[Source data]
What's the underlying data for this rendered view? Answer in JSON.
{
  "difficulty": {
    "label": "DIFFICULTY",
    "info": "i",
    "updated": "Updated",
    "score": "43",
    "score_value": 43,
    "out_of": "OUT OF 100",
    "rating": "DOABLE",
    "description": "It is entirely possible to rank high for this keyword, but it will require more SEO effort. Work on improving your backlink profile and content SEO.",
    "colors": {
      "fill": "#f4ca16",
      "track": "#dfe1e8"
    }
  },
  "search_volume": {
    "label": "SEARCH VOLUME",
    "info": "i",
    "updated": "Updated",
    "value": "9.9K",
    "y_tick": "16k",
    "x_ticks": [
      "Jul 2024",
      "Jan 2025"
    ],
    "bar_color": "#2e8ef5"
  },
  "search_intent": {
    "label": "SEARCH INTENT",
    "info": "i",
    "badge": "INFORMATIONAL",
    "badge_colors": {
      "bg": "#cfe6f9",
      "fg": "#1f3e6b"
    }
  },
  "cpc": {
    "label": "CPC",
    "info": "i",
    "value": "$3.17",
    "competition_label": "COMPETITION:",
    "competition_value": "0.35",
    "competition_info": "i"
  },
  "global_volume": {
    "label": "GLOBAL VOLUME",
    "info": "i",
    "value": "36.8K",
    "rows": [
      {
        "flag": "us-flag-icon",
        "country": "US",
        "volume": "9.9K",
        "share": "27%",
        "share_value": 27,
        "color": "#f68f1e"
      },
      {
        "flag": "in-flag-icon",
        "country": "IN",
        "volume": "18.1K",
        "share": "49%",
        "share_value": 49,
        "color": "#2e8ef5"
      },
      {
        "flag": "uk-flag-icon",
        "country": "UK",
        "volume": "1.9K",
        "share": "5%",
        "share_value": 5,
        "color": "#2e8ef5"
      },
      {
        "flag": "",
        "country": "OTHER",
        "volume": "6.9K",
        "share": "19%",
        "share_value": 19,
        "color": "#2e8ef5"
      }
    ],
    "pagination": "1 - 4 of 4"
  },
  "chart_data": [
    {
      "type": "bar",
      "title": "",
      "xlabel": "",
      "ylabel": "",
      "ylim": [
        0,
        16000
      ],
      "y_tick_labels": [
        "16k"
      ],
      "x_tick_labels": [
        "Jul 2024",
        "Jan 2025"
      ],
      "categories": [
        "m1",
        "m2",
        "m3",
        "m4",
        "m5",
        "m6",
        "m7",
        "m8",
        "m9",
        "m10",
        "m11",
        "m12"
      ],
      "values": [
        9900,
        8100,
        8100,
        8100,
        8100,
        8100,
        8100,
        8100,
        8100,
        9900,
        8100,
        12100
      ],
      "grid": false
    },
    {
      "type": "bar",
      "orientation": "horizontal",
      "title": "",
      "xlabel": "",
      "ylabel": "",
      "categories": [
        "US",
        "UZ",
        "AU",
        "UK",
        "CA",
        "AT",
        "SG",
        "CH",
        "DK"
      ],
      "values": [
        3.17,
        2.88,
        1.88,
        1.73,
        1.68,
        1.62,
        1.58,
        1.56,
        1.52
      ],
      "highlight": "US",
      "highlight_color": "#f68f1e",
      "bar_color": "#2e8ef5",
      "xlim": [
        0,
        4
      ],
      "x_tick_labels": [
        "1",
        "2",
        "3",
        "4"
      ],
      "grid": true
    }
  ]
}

REQUIRED WORK: Copy the material above, line for line.

RESPONSE TO THIS TASK:
What's the underlying data for this rendered view? Answer in JSON.
{
  "difficulty": {
    "label": "DIFFICULTY",
    "info": "i",
    "updated": "Updated",
    "score": "43",
    "score_value": 43,
    "out_of": "OUT OF 100",
    "rating": "DOABLE",
    "description": "It is entirely possible to rank high for this keyword, but it will require more SEO effort. Work on improving your backlink profile and content SEO.",
    "colors": {
      "fill": "#f4ca16",
      "track": "#dfe1e8"
    }
  },
  "search_volume": {
    "label": "SEARCH VOLUME",
    "info": "i",
    "updated": "Updated",
    "value": "9.9K",
    "y_tick": "16k",
    "x_ticks": [
      "Jul 2024",
      "Jan 2025"
    ],
    "bar_color": "#2e8ef5"
  },
  "search_intent": {
    "label": "SEARCH INTENT",
    "info": "i",
    "badge": "INFORMATIONAL",
    "badge_colors": {
      "bg": "#cfe6f9",
      "fg": "#1f3e6b"
    }
  },
  "cpc": {
    "label": "CPC",
    "info": "i",
    "value": "$3.17",
    "competition_label": "COMPETITION:",
    "competition_value": "0.35",
    "competition_info": "i"
  },
  "global_volume": {
    "label": "GLOBAL VOLUME",
    "info": "i",
    "value": "36.8K",
    "rows": [
      {
        "flag": "us-flag-icon",
        "country": "US",
        "volume": "9.9K",
        "share": "27%",
        "share_value": 27,
        "color": "#f68f1e"
      },
      {
        "flag": "in-flag-icon",
        "country": "IN",
        "volume": "18.1K",
        "share": "49%",
        "share_value": 49,
        "color": "#2e8ef5"
      },
      {
        "flag": "uk-flag-icon",
        "country": "UK",
        "volume": "1.9K",
        "share": "5%",
        "share_value": 5,
        "color": "#2e8ef5"
      },
      {
        "flag": "",
        "country": "OTHER",
        "volume": "6.9K",
        "share": "19%",
        "share_value": 19,
        "color": "#2e8ef5"
      }
    ],
    "pagination": "1 - 4 of 4"
  },
  "chart_data": [
    {
      "type": "bar",
      "title": "",
      "xlabel": "",
      "ylabel": "",
      "ylim": [
        0,
        16000
      ],
      "y_tick_labels": [
        "16k"
      ],
      "x_tick_labels": [
        "Jul 2024",
        "Jan 2025"
      ],
      "categories": [
        "m1",
        "m2",
        "m3",
        "m4",
        "m5",
        "m6",
        "m7",
        "m8",
        "m9",
        "m10",
        "m11",
        "m12"
      ],
      "values": [
        9900,
        8100,
        8100,
        8100,
        8100,
        8100,
        8100,
        8100,
        8100,
        9900,
        8100,
        12100
      ],
      "grid": false
    },
    {
      "type": "bar",
      "orientation": "horizontal",
      "title": "",
      "xlabel": "",
      "ylabel": "",
      "categories": [
        "US",
        "UZ",
        "AU",
        "UK",
        "CA",
        "AT",
        "SG",
        "CH",
        "DK"
      ],
      "values": [
        3.17,
        2.88,
        1.88,
        1.73,
        1.68,
        1.62,
        1.58,
        1.56,
        1.52
      ],
      "highlight": "US",
      "highlight_color": "#f68f1e",
      "bar_color": "#2e8ef5",
      "xlim": [
        0,
        4
      ],
      "x_tick_labels": [
        "1",
        "2",
        "3",
        "4"
      ],
      "grid": true
    }
  ]
}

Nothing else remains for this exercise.